Goal:
Write out the full set of records below exactly.

Input:
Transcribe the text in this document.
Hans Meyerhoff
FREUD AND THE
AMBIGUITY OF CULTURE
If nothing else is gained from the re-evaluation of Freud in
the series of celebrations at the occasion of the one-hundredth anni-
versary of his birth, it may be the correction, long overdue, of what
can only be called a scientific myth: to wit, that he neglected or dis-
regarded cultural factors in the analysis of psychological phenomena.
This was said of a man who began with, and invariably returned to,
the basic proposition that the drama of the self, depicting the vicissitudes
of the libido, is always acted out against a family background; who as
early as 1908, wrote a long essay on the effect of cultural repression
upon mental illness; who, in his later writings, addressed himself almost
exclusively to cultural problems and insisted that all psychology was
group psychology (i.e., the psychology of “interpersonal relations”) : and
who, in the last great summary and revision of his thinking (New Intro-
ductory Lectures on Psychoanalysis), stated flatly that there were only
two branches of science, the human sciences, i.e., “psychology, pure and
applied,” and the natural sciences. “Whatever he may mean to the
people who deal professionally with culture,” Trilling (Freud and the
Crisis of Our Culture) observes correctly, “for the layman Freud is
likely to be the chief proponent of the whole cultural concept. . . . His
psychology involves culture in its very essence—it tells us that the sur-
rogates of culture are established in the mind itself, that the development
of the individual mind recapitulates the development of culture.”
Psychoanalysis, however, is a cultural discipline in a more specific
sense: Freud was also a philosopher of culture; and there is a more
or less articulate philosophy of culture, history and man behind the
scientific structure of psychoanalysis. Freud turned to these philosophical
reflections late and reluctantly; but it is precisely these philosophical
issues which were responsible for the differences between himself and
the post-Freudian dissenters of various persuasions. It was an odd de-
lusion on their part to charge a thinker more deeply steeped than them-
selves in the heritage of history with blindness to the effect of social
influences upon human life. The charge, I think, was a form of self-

Written answer:
Transcribe the text in this document.
Hans Meyerhoff
FREUD AND THE
AMBIGUITY OF CULTURE
If nothing else is gained from the re-evaluation of Freud in
the series of celebrations at the occasion of the one-hundredth anni-
versary of his birth, it may be the correction, long overdue, of what
can only be called a scientific myth: to wit, that he neglected or dis-
regarded cultural factors in the analysis of psychological phenomena.
This was said of a man who began with, and invariably returned to,
the basic proposition that the drama of the self, depicting the vicissitudes
of the libido, is always acted out against a family background; who as
early as 1908, wrote a long essay on the effect of cultural repression
upon mental illness; who, in his later writings, addressed himself almost
exclusively to cultural problems and insisted that all psychology was
group psychology (i.e., the psychology of “interpersonal relations”) : and
who, in the last great summary and revision of his thinking (New Intro-
ductory Lectures on Psychoanalysis), stated flatly that there were only
two branches of science, the human sciences, i.e., “psychology, pure and
applied,” and the natural sciences. “Whatever he may mean to the
people who deal professionally with culture,” Trilling (Freud and the
Crisis of Our Culture) observes correctly, “for the layman Freud is
likely to be the chief proponent of the whole cultural concept. . . . His
psychology involves culture in its very essence—it tells us that the sur-
rogates of culture are established in the mind itself, that the development
of the individual mind recapitulates the development of culture.”
Psychoanalysis, however, is a cultural discipline in a more specific
sense: Freud was also a philosopher of culture; and there is a more
or less articulate philosophy of culture, history and man behind the
scientific structure of psychoanalysis. Freud turned to these philosophical
reflections late and reluctantly; but it is precisely these philosophical
issues which were responsible for the differences between himself and
the post-Freudian dissenters of various persuasions. It was an odd de-
lusion on their part to charge a thinker more deeply steeped than them-
selves in the heritage of history with blindness to the effect of social
influences upon human life. The charge, I think, was a form of self-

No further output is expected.